■ Information shown:
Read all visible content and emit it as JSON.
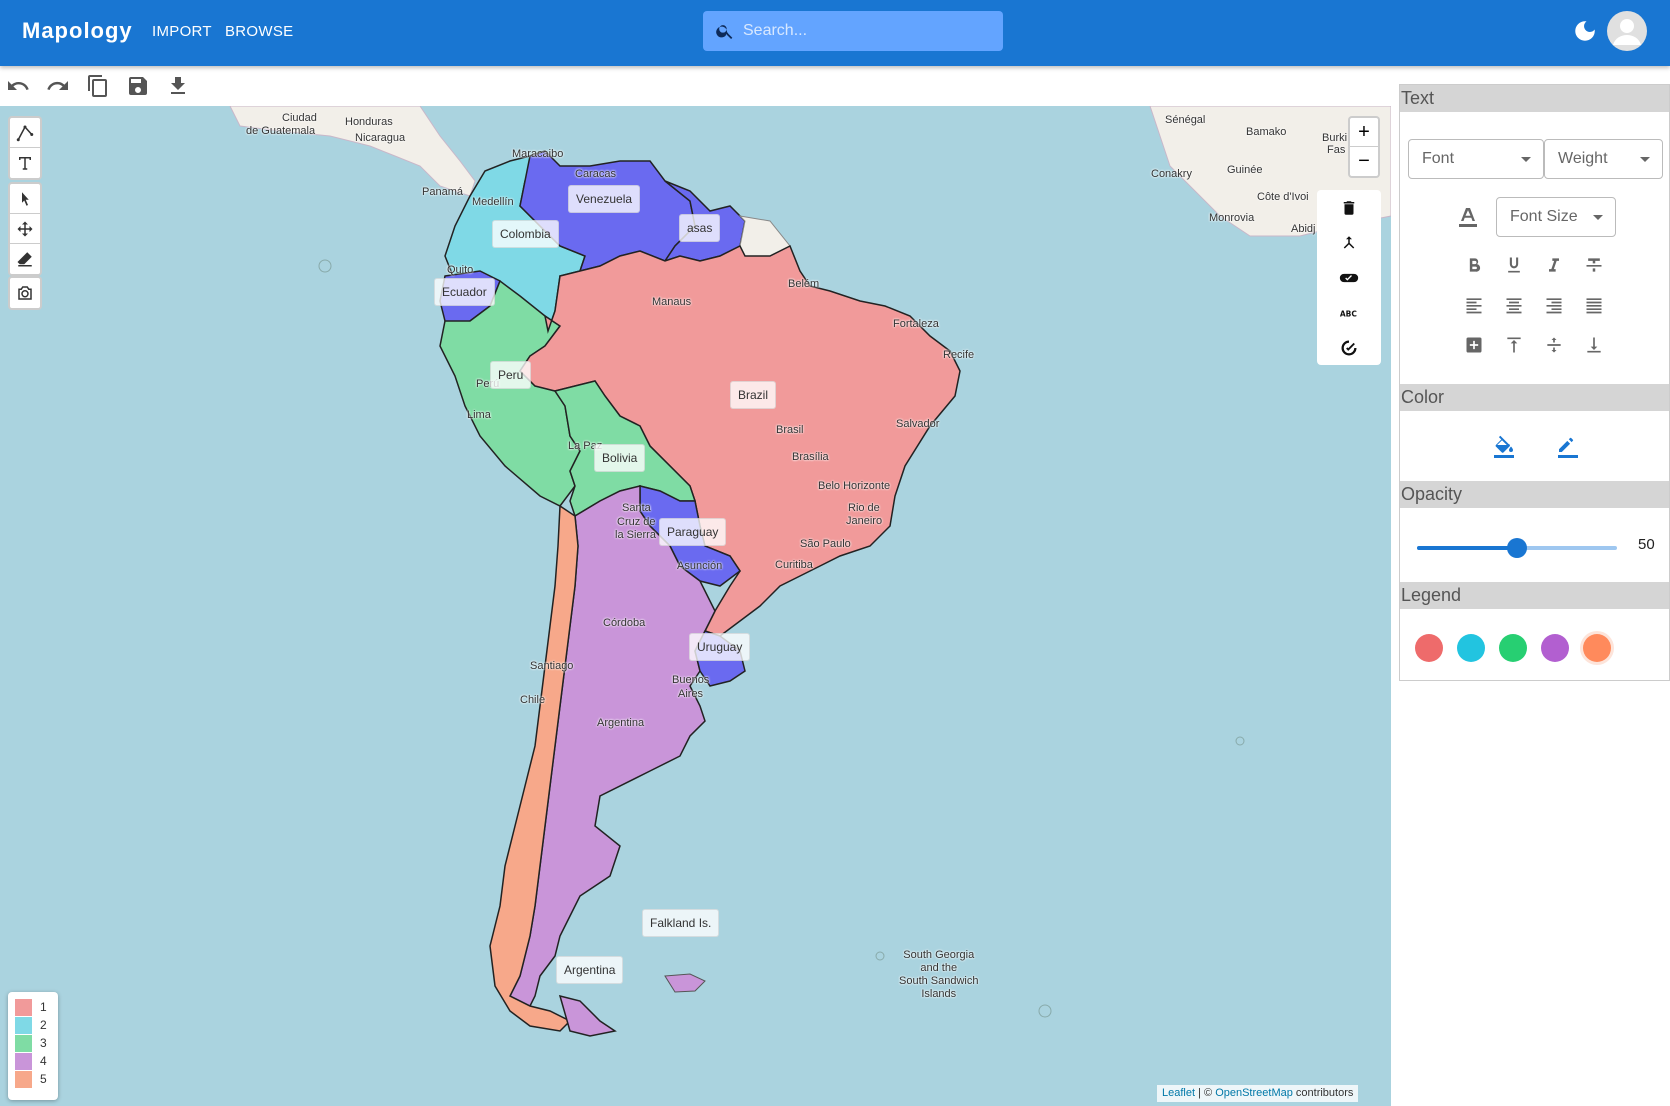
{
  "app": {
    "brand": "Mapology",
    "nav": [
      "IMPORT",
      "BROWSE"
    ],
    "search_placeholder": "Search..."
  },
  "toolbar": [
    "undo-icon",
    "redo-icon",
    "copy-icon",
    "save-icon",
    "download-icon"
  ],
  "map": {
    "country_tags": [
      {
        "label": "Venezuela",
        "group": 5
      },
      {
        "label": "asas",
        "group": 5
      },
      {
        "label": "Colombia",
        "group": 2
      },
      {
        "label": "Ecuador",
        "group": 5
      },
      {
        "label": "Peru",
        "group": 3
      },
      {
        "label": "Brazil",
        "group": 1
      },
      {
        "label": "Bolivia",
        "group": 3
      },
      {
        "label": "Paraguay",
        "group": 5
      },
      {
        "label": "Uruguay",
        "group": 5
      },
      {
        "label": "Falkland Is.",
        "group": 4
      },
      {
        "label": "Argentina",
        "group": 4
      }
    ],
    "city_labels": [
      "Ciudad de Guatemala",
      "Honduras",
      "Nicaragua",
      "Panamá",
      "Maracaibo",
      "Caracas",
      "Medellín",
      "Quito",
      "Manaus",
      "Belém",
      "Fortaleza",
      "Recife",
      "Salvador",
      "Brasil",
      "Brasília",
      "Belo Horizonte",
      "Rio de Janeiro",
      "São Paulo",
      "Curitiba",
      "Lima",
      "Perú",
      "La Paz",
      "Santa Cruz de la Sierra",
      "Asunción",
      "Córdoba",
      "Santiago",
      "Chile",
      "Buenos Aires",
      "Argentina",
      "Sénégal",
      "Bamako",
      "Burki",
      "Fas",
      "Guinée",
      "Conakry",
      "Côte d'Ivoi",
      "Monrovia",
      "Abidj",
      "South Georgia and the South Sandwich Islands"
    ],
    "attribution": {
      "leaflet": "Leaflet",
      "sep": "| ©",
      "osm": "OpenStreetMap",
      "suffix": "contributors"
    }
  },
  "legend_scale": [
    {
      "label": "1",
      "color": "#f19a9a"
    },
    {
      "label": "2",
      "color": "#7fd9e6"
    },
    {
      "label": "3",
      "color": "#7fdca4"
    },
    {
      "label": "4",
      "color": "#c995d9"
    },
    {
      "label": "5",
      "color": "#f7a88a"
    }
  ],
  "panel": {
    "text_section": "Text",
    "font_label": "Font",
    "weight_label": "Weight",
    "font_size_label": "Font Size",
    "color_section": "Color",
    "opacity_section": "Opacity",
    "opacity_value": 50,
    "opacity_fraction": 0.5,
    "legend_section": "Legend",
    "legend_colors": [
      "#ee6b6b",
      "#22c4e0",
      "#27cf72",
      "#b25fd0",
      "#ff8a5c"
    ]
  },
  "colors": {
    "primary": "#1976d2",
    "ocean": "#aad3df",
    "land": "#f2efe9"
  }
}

■ Task to carry out:
From start to finish, output the listing exactly, but omit its pictures.

■ The response:
Read all visible content and emit it as JSON.
{
  "app": {
    "brand": "Mapology",
    "nav": [
      "IMPORT",
      "BROWSE"
    ],
    "search_placeholder": "Search..."
  },
  "toolbar": [
    "undo-icon",
    "redo-icon",
    "copy-icon",
    "save-icon",
    "download-icon"
  ],
  "map": {
    "country_tags": [
      {
        "label": "Venezuela",
        "group": 5
      },
      {
        "label": "asas",
        "group": 5
      },
      {
        "label": "Colombia",
        "group": 2
      },
      {
        "label": "Ecuador",
        "group": 5
      },
      {
        "label": "Peru",
        "group": 3
      },
      {
        "label": "Brazil",
        "group": 1
      },
      {
        "label": "Bolivia",
        "group": 3
      },
      {
        "label": "Paraguay",
        "group": 5
      },
      {
        "label": "Uruguay",
        "group": 5
      },
      {
        "label": "Falkland Is.",
        "group": 4
      },
      {
        "label": "Argentina",
        "group": 4
      }
    ],
    "city_labels": [
      "Ciudad de Guatemala",
      "Honduras",
      "Nicaragua",
      "Panamá",
      "Maracaibo",
      "Caracas",
      "Medellín",
      "Quito",
      "Manaus",
      "Belém",
      "Fortaleza",
      "Recife",
      "Salvador",
      "Brasil",
      "Brasília",
      "Belo Horizonte",
      "Rio de Janeiro",
      "São Paulo",
      "Curitiba",
      "Lima",
      "Perú",
      "La Paz",
      "Santa Cruz de la Sierra",
      "Asunción",
      "Córdoba",
      "Santiago",
      "Chile",
      "Buenos Aires",
      "Argentina",
      "Sénégal",
      "Bamako",
      "Burki",
      "Fas",
      "Guinée",
      "Conakry",
      "Côte d'Ivoi",
      "Monrovia",
      "Abidj",
      "South Georgia and the South Sandwich Islands"
    ],
    "attribution": {
      "leaflet": "Leaflet",
      "sep": "| ©",
      "osm": "OpenStreetMap",
      "suffix": "contributors"
    }
  },
  "legend_scale": [
    {
      "label": "1",
      "color": "#f19a9a"
    },
    {
      "label": "2",
      "color": "#7fd9e6"
    },
    {
      "label": "3",
      "color": "#7fdca4"
    },
    {
      "label": "4",
      "color": "#c995d9"
    },
    {
      "label": "5",
      "color": "#f7a88a"
    }
  ],
  "panel": {
    "text_section": "Text",
    "font_label": "Font",
    "weight_label": "Weight",
    "font_size_label": "Font Size",
    "color_section": "Color",
    "opacity_section": "Opacity",
    "opacity_value": 50,
    "opacity_fraction": 0.5,
    "legend_section": "Legend",
    "legend_colors": [
      "#ee6b6b",
      "#22c4e0",
      "#27cf72",
      "#b25fd0",
      "#ff8a5c"
    ]
  },
  "colors": {
    "primary": "#1976d2",
    "ocean": "#aad3df",
    "land": "#f2efe9"
  }
}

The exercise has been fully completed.